But some say consumers are more educated than merchants on new point-of-sale technologies. “Security is easier from the consumer’s side as there is less access for fraud,” says Bob Vergidis, founder and chief visionary officer at Point of Sale Cloud LLC.

“It is more profitable for a bad guy to go after a merchant than a consumer because the amount of credit card data they will get will always be more,” he adds. “Also, merchants have more points of access to their systems, and it’s harder to protect them all. When it comes down to it, security is a cost center for businesses, and being that it’s quite a specialized field a lot of time organizations fail to assign a value to it until something bad has happened.”

Breach Headlines

It’s these shifting attack schemes that keep merchants awake at night, especially as more consumers make their transactions online and their expectations for the availability of online payments increase.

“Accelerating omnichannel expansion, spinning up new interactive and personalized purchasing experiences, and migrating to public clouds are just a few ways retail is realizing digital transformation,” says ExtraHop’s Moles. “As these new initiatives roll out, an expanded attack surface increases the risk of compromise and impacts service levels, making it a challenge for the payment industry to keep up.”

Consumers may not understand the technical elements of tokenization and encryption, but they have seen the headlines on data breaches. There were 817 publicly reported breaches in the first half of 2022, according to the Identity Theft Resource Center.

**Data section:**

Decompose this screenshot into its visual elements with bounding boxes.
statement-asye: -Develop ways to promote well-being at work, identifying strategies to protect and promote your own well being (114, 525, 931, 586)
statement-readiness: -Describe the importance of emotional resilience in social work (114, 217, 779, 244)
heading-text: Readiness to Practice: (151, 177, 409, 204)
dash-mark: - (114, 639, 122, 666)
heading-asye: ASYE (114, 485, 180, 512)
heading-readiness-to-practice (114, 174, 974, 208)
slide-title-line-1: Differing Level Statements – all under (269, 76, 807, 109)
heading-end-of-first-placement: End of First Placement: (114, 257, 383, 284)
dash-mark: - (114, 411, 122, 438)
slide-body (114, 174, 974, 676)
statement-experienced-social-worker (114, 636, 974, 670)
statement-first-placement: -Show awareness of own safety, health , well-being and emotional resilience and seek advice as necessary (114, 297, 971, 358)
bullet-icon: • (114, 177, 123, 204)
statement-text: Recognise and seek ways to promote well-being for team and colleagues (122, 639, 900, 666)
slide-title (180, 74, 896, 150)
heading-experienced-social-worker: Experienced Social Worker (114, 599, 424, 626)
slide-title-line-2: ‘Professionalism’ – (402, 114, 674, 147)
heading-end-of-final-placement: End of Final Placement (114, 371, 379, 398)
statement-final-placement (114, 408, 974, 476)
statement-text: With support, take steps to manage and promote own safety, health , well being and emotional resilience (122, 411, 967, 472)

**Actions to take:**
1. According to the excerpt on payment security, how many publicly reported breaches were there in the first half of 2022?
2. Continue the excerpt on payment security, picking up after its final sentence.

**Answers:**
1. There were 817, according to the Identity Theft Resource Center.

2.
“They are aware that technologies to secure their data exist,” says Jessica Rosa, senior director of merchant security at Brookfield, Wis.-based Fiserv Inc. “Merchants realize encryption and tokenization are critical to securing their customers’ payment data. They also understand these solutions are best deployed in a transparent manner to help preserve trust among their customers.”

Securing payment data is essential to trust along the transaction pipeline and is especially vital as criminals adjust their attacks to take advantage of new payments models or changing consumer behavior. That can mean new or enhanced methods of protecting payment data must be employed.

“Interestingly, what’s leading to the advancement of those technologies is tech companies realizing that there is money to be made by facilitating credit card information because it helps keep users on their platform,” says Point of Sale Cloud’s Vergidis.

“The other thing is the merchant’s desire to offer frictionless payments. Data has shown that consumers buy faster and they feel better about the cost of their purchases by how quick their checkout process is,” Vergidis continues. “In the quest for a better experience, technology companies and merchants are coming up with more innovative ways that offer better protection.”

‘A Delicate Balance’

Innovation has been the operative word for payments security for a long time. Often, it comes about from addressing “vulnerabilities that fraudsters are exploiting” or from “responding to consumer-behavior shifts,” says Rosa.

In many instances, it’s a combination of factors that are the catalyst. “For instance, if consumers are adopting a new digital-payment option at a high rate, this option can often be a target for fraud as attackers try to uncover new vulnerabilities,” Rosa adds.

Even with innovation, there sometimes are non-technology methods that can supplement tokenization and encryption.

As Vergidis says, “The biggest non-technology thing that an organization can do is increased awareness. Every company should have a security policy that is shared frequently with their employees, and everyone signs off on. It’s one of the requirements for compliance and it’s actually one of the most important things an organization can do to help reduce POS fraud. As they say, knowledge is power!”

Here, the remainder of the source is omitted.